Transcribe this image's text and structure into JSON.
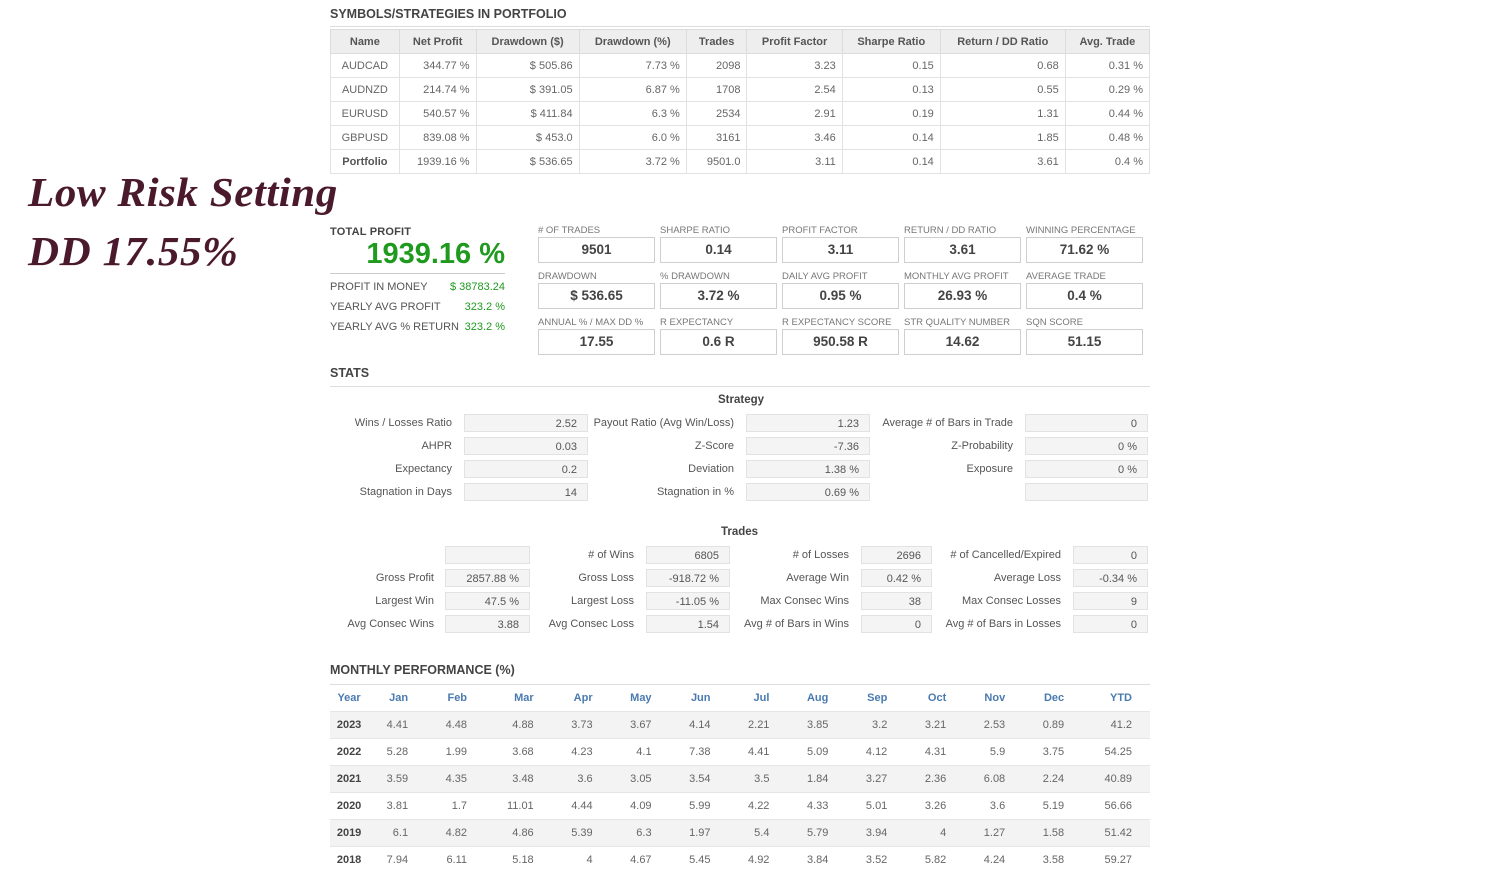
{
  "overlay": {
    "line1": "Low Risk Setting",
    "line2": "DD 17.55%"
  },
  "symbols": {
    "title": "SYMBOLS/STRATEGIES IN PORTFOLIO",
    "headers": [
      "Name",
      "Net Profit",
      "Drawdown ($)",
      "Drawdown (%)",
      "Trades",
      "Profit Factor",
      "Sharpe Ratio",
      "Return / DD Ratio",
      "Avg. Trade"
    ],
    "rows": [
      [
        "AUDCAD",
        "344.77 %",
        "$ 505.86",
        "7.73 %",
        "2098",
        "3.23",
        "0.15",
        "0.68",
        "0.31 %"
      ],
      [
        "AUDNZD",
        "214.74 %",
        "$ 391.05",
        "6.87 %",
        "1708",
        "2.54",
        "0.13",
        "0.55",
        "0.29 %"
      ],
      [
        "EURUSD",
        "540.57 %",
        "$ 411.84",
        "6.3 %",
        "2534",
        "2.91",
        "0.19",
        "1.31",
        "0.44 %"
      ],
      [
        "GBPUSD",
        "839.08 %",
        "$ 453.0",
        "6.0 %",
        "3161",
        "3.46",
        "0.14",
        "1.85",
        "0.48 %"
      ],
      [
        "Portfolio",
        "1939.16 %",
        "$ 536.65",
        "3.72 %",
        "9501.0",
        "3.11",
        "0.14",
        "3.61",
        "0.4 %"
      ]
    ]
  },
  "total_profit": {
    "label": "TOTAL PROFIT",
    "value": "1939.16 %",
    "rows": [
      {
        "label": "PROFIT IN MONEY",
        "value": "$ 38783.24"
      },
      {
        "label": "YEARLY AVG PROFIT",
        "value": "323.2 %"
      },
      {
        "label": "YEARLY AVG % RETURN",
        "value": "323.2 %"
      }
    ]
  },
  "kpis": [
    {
      "label": "# OF TRADES",
      "value": "9501"
    },
    {
      "label": "SHARPE RATIO",
      "value": "0.14"
    },
    {
      "label": "PROFIT FACTOR",
      "value": "3.11"
    },
    {
      "label": "RETURN / DD RATIO",
      "value": "3.61"
    },
    {
      "label": "WINNING PERCENTAGE",
      "value": "71.62 %"
    },
    {
      "label": "DRAWDOWN",
      "value": "$ 536.65"
    },
    {
      "label": "% DRAWDOWN",
      "value": "3.72 %"
    },
    {
      "label": "DAILY AVG PROFIT",
      "value": "0.95 %"
    },
    {
      "label": "MONTHLY AVG PROFIT",
      "value": "26.93 %"
    },
    {
      "label": "AVERAGE TRADE",
      "value": "0.4 %"
    },
    {
      "label": "ANNUAL % / MAX DD %",
      "value": "17.55"
    },
    {
      "label": "R EXPECTANCY",
      "value": "0.6 R"
    },
    {
      "label": "R EXPECTANCY SCORE",
      "value": "950.58 R"
    },
    {
      "label": "STR QUALITY NUMBER",
      "value": "14.62"
    },
    {
      "label": "SQN SCORE",
      "value": "51.15"
    }
  ],
  "stats": {
    "title": "STATS",
    "strategy": {
      "title": "Strategy",
      "col1": [
        {
          "label": "Wins / Losses Ratio",
          "value": "2.52"
        },
        {
          "label": "AHPR",
          "value": "0.03"
        },
        {
          "label": "Expectancy",
          "value": "0.2"
        },
        {
          "label": "Stagnation in Days",
          "value": "14"
        }
      ],
      "col2": [
        {
          "label": "Payout Ratio (Avg Win/Loss)",
          "value": "1.23"
        },
        {
          "label": "Z-Score",
          "value": "-7.36"
        },
        {
          "label": "Deviation",
          "value": "1.38 %"
        },
        {
          "label": "Stagnation in %",
          "value": "0.69 %"
        }
      ],
      "col3": [
        {
          "label": "Average # of Bars in Trade",
          "value": "0"
        },
        {
          "label": "Z-Probability",
          "value": "0 %"
        },
        {
          "label": "Exposure",
          "value": "0 %"
        },
        {
          "label": "",
          "value": ""
        }
      ]
    },
    "trades": {
      "title": "Trades",
      "col1": [
        {
          "label": "",
          "value": ""
        },
        {
          "label": "Gross Profit",
          "value": "2857.88 %"
        },
        {
          "label": "Largest Win",
          "value": "47.5 %"
        },
        {
          "label": "Avg Consec Wins",
          "value": "3.88"
        }
      ],
      "col2": [
        {
          "label": "# of Wins",
          "value": "6805"
        },
        {
          "label": "Gross Loss",
          "value": "-918.72 %"
        },
        {
          "label": "Largest Loss",
          "value": "-11.05 %"
        },
        {
          "label": "Avg Consec Loss",
          "value": "1.54"
        }
      ],
      "col3": [
        {
          "label": "# of Losses",
          "value": "2696"
        },
        {
          "label": "Average Win",
          "value": "0.42 %"
        },
        {
          "label": "Max Consec Wins",
          "value": "38"
        },
        {
          "label": "Avg # of Bars in Wins",
          "value": "0"
        }
      ],
      "col4": [
        {
          "label": "# of Cancelled/Expired",
          "value": "0"
        },
        {
          "label": "Average Loss",
          "value": "-0.34 %"
        },
        {
          "label": "Max Consec Losses",
          "value": "9"
        },
        {
          "label": "Avg # of Bars in Losses",
          "value": "0"
        }
      ]
    }
  },
  "monthly": {
    "title": "MONTHLY PERFORMANCE (%)",
    "headers": [
      "Year",
      "Jan",
      "Feb",
      "Mar",
      "Apr",
      "May",
      "Jun",
      "Jul",
      "Aug",
      "Sep",
      "Oct",
      "Nov",
      "Dec",
      "YTD"
    ],
    "rows": [
      [
        "2023",
        "4.41",
        "4.48",
        "4.88",
        "3.73",
        "3.67",
        "4.14",
        "2.21",
        "3.85",
        "3.2",
        "3.21",
        "2.53",
        "0.89",
        "41.2"
      ],
      [
        "2022",
        "5.28",
        "1.99",
        "3.68",
        "4.23",
        "4.1",
        "7.38",
        "4.41",
        "5.09",
        "4.12",
        "4.31",
        "5.9",
        "3.75",
        "54.25"
      ],
      [
        "2021",
        "3.59",
        "4.35",
        "3.48",
        "3.6",
        "3.05",
        "3.54",
        "3.5",
        "1.84",
        "3.27",
        "2.36",
        "6.08",
        "2.24",
        "40.89"
      ],
      [
        "2020",
        "3.81",
        "1.7",
        "11.01",
        "4.44",
        "4.09",
        "5.99",
        "4.22",
        "4.33",
        "5.01",
        "3.26",
        "3.6",
        "5.19",
        "56.66"
      ],
      [
        "2019",
        "6.1",
        "4.82",
        "4.86",
        "5.39",
        "6.3",
        "1.97",
        "5.4",
        "5.79",
        "3.94",
        "4",
        "1.27",
        "1.58",
        "51.42"
      ],
      [
        "2018",
        "7.94",
        "6.11",
        "5.18",
        "4",
        "4.67",
        "5.45",
        "4.92",
        "3.84",
        "3.52",
        "5.82",
        "4.24",
        "3.58",
        "59.27"
      ]
    ]
  }
}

## AIM OF THE EXERCISE:
Transcribe all entries above exactly. Drop the pictures.

## ANSWER TO THIS EXERCISE:
Transcribe this image's text and structure into JSON.
{
  "overlay": {
    "line1": "Low Risk Setting",
    "line2": "DD 17.55%"
  },
  "symbols": {
    "title": "SYMBOLS/STRATEGIES IN PORTFOLIO",
    "headers": [
      "Name",
      "Net Profit",
      "Drawdown ($)",
      "Drawdown (%)",
      "Trades",
      "Profit Factor",
      "Sharpe Ratio",
      "Return / DD Ratio",
      "Avg. Trade"
    ],
    "rows": [
      [
        "AUDCAD",
        "344.77 %",
        "$ 505.86",
        "7.73 %",
        "2098",
        "3.23",
        "0.15",
        "0.68",
        "0.31 %"
      ],
      [
        "AUDNZD",
        "214.74 %",
        "$ 391.05",
        "6.87 %",
        "1708",
        "2.54",
        "0.13",
        "0.55",
        "0.29 %"
      ],
      [
        "EURUSD",
        "540.57 %",
        "$ 411.84",
        "6.3 %",
        "2534",
        "2.91",
        "0.19",
        "1.31",
        "0.44 %"
      ],
      [
        "GBPUSD",
        "839.08 %",
        "$ 453.0",
        "6.0 %",
        "3161",
        "3.46",
        "0.14",
        "1.85",
        "0.48 %"
      ],
      [
        "Portfolio",
        "1939.16 %",
        "$ 536.65",
        "3.72 %",
        "9501.0",
        "3.11",
        "0.14",
        "3.61",
        "0.4 %"
      ]
    ]
  },
  "total_profit": {
    "label": "TOTAL PROFIT",
    "value": "1939.16 %",
    "rows": [
      {
        "label": "PROFIT IN MONEY",
        "value": "$ 38783.24"
      },
      {
        "label": "YEARLY AVG PROFIT",
        "value": "323.2 %"
      },
      {
        "label": "YEARLY AVG % RETURN",
        "value": "323.2 %"
      }
    ]
  },
  "kpis": [
    {
      "label": "# OF TRADES",
      "value": "9501"
    },
    {
      "label": "SHARPE RATIO",
      "value": "0.14"
    },
    {
      "label": "PROFIT FACTOR",
      "value": "3.11"
    },
    {
      "label": "RETURN / DD RATIO",
      "value": "3.61"
    },
    {
      "label": "WINNING PERCENTAGE",
      "value": "71.62 %"
    },
    {
      "label": "DRAWDOWN",
      "value": "$ 536.65"
    },
    {
      "label": "% DRAWDOWN",
      "value": "3.72 %"
    },
    {
      "label": "DAILY AVG PROFIT",
      "value": "0.95 %"
    },
    {
      "label": "MONTHLY AVG PROFIT",
      "value": "26.93 %"
    },
    {
      "label": "AVERAGE TRADE",
      "value": "0.4 %"
    },
    {
      "label": "ANNUAL % / MAX DD %",
      "value": "17.55"
    },
    {
      "label": "R EXPECTANCY",
      "value": "0.6 R"
    },
    {
      "label": "R EXPECTANCY SCORE",
      "value": "950.58 R"
    },
    {
      "label": "STR QUALITY NUMBER",
      "value": "14.62"
    },
    {
      "label": "SQN SCORE",
      "value": "51.15"
    }
  ],
  "stats": {
    "title": "STATS",
    "strategy": {
      "title": "Strategy",
      "col1": [
        {
          "label": "Wins / Losses Ratio",
          "value": "2.52"
        },
        {
          "label": "AHPR",
          "value": "0.03"
        },
        {
          "label": "Expectancy",
          "value": "0.2"
        },
        {
          "label": "Stagnation in Days",
          "value": "14"
        }
      ],
      "col2": [
        {
          "label": "Payout Ratio (Avg Win/Loss)",
          "value": "1.23"
        },
        {
          "label": "Z-Score",
          "value": "-7.36"
        },
        {
          "label": "Deviation",
          "value": "1.38 %"
        },
        {
          "label": "Stagnation in %",
          "value": "0.69 %"
        }
      ],
      "col3": [
        {
          "label": "Average # of Bars in Trade",
          "value": "0"
        },
        {
          "label": "Z-Probability",
          "value": "0 %"
        },
        {
          "label": "Exposure",
          "value": "0 %"
        },
        {
          "label": "",
          "value": ""
        }
      ]
    },
    "trades": {
      "title": "Trades",
      "col1": [
        {
          "label": "",
          "value": ""
        },
        {
          "label": "Gross Profit",
          "value": "2857.88 %"
        },
        {
          "label": "Largest Win",
          "value": "47.5 %"
        },
        {
          "label": "Avg Consec Wins",
          "value": "3.88"
        }
      ],
      "col2": [
        {
          "label": "# of Wins",
          "value": "6805"
        },
        {
          "label": "Gross Loss",
          "value": "-918.72 %"
        },
        {
          "label": "Largest Loss",
          "value": "-11.05 %"
        },
        {
          "label": "Avg Consec Loss",
          "value": "1.54"
        }
      ],
      "col3": [
        {
          "label": "# of Losses",
          "value": "2696"
        },
        {
          "label": "Average Win",
          "value": "0.42 %"
        },
        {
          "label": "Max Consec Wins",
          "value": "38"
        },
        {
          "label": "Avg # of Bars in Wins",
          "value": "0"
        }
      ],
      "col4": [
        {
          "label": "# of Cancelled/Expired",
          "value": "0"
        },
        {
          "label": "Average Loss",
          "value": "-0.34 %"
        },
        {
          "label": "Max Consec Losses",
          "value": "9"
        },
        {
          "label": "Avg # of Bars in Losses",
          "value": "0"
        }
      ]
    }
  },
  "monthly": {
    "title": "MONTHLY PERFORMANCE (%)",
    "headers": [
      "Year",
      "Jan",
      "Feb",
      "Mar",
      "Apr",
      "May",
      "Jun",
      "Jul",
      "Aug",
      "Sep",
      "Oct",
      "Nov",
      "Dec",
      "YTD"
    ],
    "rows": [
      [
        "2023",
        "4.41",
        "4.48",
        "4.88",
        "3.73",
        "3.67",
        "4.14",
        "2.21",
        "3.85",
        "3.2",
        "3.21",
        "2.53",
        "0.89",
        "41.2"
      ],
      [
        "2022",
        "5.28",
        "1.99",
        "3.68",
        "4.23",
        "4.1",
        "7.38",
        "4.41",
        "5.09",
        "4.12",
        "4.31",
        "5.9",
        "3.75",
        "54.25"
      ],
      [
        "2021",
        "3.59",
        "4.35",
        "3.48",
        "3.6",
        "3.05",
        "3.54",
        "3.5",
        "1.84",
        "3.27",
        "2.36",
        "6.08",
        "2.24",
        "40.89"
      ],
      [
        "2020",
        "3.81",
        "1.7",
        "11.01",
        "4.44",
        "4.09",
        "5.99",
        "4.22",
        "4.33",
        "5.01",
        "3.26",
        "3.6",
        "5.19",
        "56.66"
      ],
      [
        "2019",
        "6.1",
        "4.82",
        "4.86",
        "5.39",
        "6.3",
        "1.97",
        "5.4",
        "5.79",
        "3.94",
        "4",
        "1.27",
        "1.58",
        "51.42"
      ],
      [
        "2018",
        "7.94",
        "6.11",
        "5.18",
        "4",
        "4.67",
        "5.45",
        "4.92",
        "3.84",
        "3.52",
        "5.82",
        "4.24",
        "3.58",
        "59.27"
      ]
    ]
  }
}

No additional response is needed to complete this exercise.